Given instruction ::
Your task is to give the listing below back word for word, pictures excluded.

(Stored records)
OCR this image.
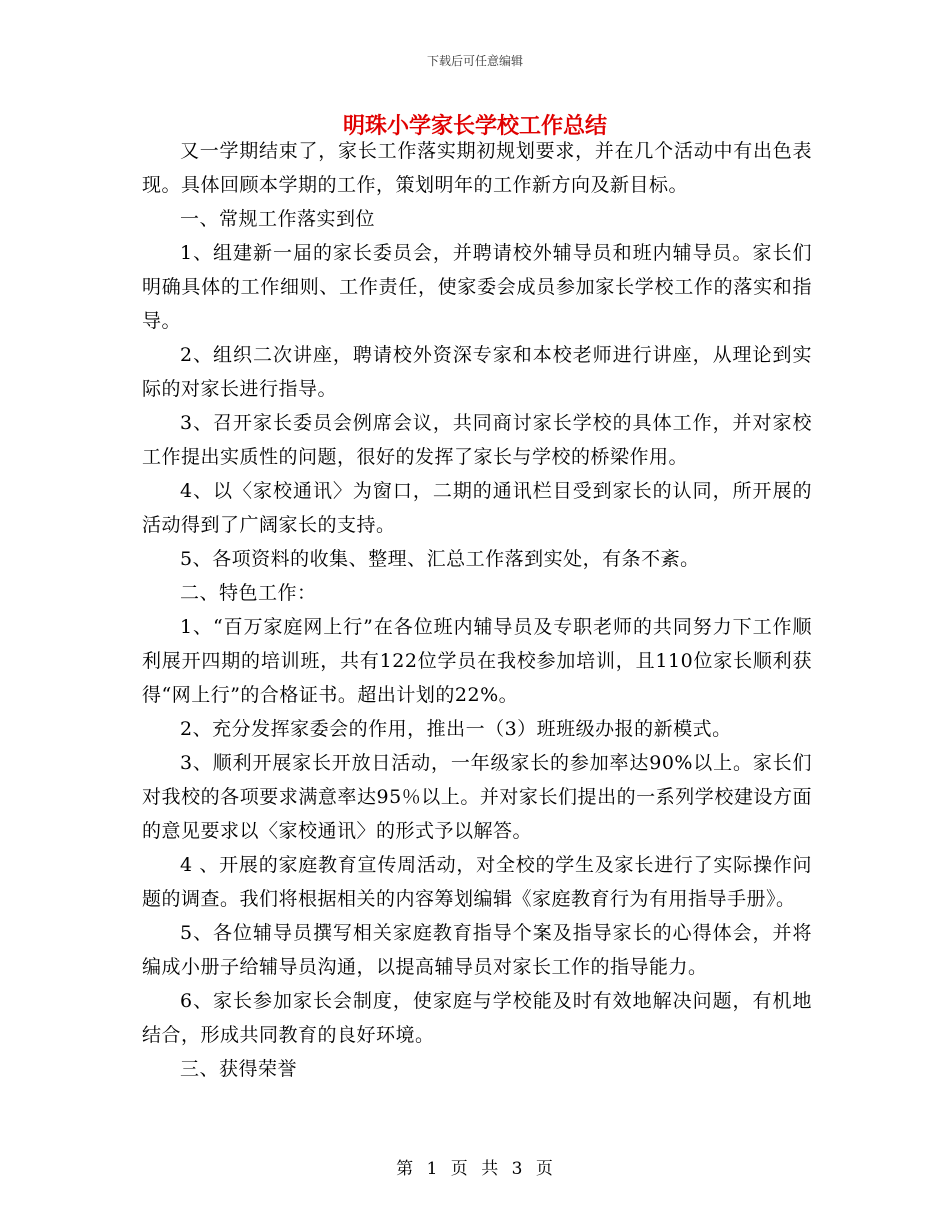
下载后可任意编辑
明珠小学家长学校工作总结

又一学期结束了，家长工作落实期初规划要求，并在几个活动中有出色表现。具体回顾本学期的工作，策划明年的工作新方向及新目标。

一、常规工作落实到位

1、组建新一届的家长委员会，并聘请校外辅导员和班内辅导员。家长们明确具体的工作细则、工作责任，使家委会成员参加家长学校工作的落实和指导。

2、组织二次讲座，聘请校外资深专家和本校老师进行讲座，从理论到实际的对家长进行指导。

3、召开家长委员会例席会议，共同商讨家长学校的具体工作，并对家校工作提出实质性的问题，很好的发挥了家长与学校的桥梁作用。

4、以〈家校通讯〉为窗口，二期的通讯栏目受到家长的认同，所开展的活动得到了广阔家长的支持。

5、各项资料的收集、整理、汇总工作落到实处，有条不紊。

二、特色工作：

1、“百万家庭网上行”在各位班内辅导员及专职老师的共同努力下工作顺利展开四期的培训班，共有122位学员在我校参加培训，且110位家长顺利获得“网上行”的合格证书。超出计划的22%。

2、充分发挥家委会的作用，推出一（3）班班级办报的新模式。

3、顺利开展家长开放日活动，一年级家长的参加率达90%以上。家长们对我校的各项要求满意率达95％以上。并对家长们提出的一系列学校建设方面的意见要求以〈家校通讯〉的形式予以解答。

4 、开展的家庭教育宣传周活动，对全校的学生及家长进行了实际操作问题的调查。我们将根据相关的内容筹划编辑《家庭教育行为有用指导手册》。

5、各位辅导员撰写相关家庭教育指导个案及指导家长的心得体会，并将编成小册子给辅导员沟通，以提高辅导员对家长工作的指导能力。

6、家长参加家长会制度，使家庭与学校能及时有效地解决问题，有机地结合，形成共同教育的良好环境。

三、获得荣誉

第 1 页 共 3 页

Response ::
OCR this image.
下载后可任意编辑
明珠小学家长学校工作总结

又一学期结束了，家长工作落实期初规划要求，并在几个活动中有出色表现。具体回顾本学期的工作，策划明年的工作新方向及新目标。

一、常规工作落实到位

1、组建新一届的家长委员会，并聘请校外辅导员和班内辅导员。家长们明确具体的工作细则、工作责任，使家委会成员参加家长学校工作的落实和指导。

2、组织二次讲座，聘请校外资深专家和本校老师进行讲座，从理论到实际的对家长进行指导。

3、召开家长委员会例席会议，共同商讨家长学校的具体工作，并对家校工作提出实质性的问题，很好的发挥了家长与学校的桥梁作用。

4、以〈家校通讯〉为窗口，二期的通讯栏目受到家长的认同，所开展的活动得到了广阔家长的支持。

5、各项资料的收集、整理、汇总工作落到实处，有条不紊。

二、特色工作：

1、“百万家庭网上行”在各位班内辅导员及专职老师的共同努力下工作顺利展开四期的培训班，共有122位学员在我校参加培训，且110位家长顺利获得“网上行”的合格证书。超出计划的22%。

2、充分发挥家委会的作用，推出一（3）班班级办报的新模式。

3、顺利开展家长开放日活动，一年级家长的参加率达90%以上。家长们对我校的各项要求满意率达95％以上。并对家长们提出的一系列学校建设方面的意见要求以〈家校通讯〉的形式予以解答。

4 、开展的家庭教育宣传周活动，对全校的学生及家长进行了实际操作问题的调查。我们将根据相关的内容筹划编辑《家庭教育行为有用指导手册》。

5、各位辅导员撰写相关家庭教育指导个案及指导家长的心得体会，并将编成小册子给辅导员沟通，以提高辅导员对家长工作的指导能力。

6、家长参加家长会制度，使家庭与学校能及时有效地解决问题，有机地结合，形成共同教育的良好环境。

三、获得荣誉

第 1 页 共 3 页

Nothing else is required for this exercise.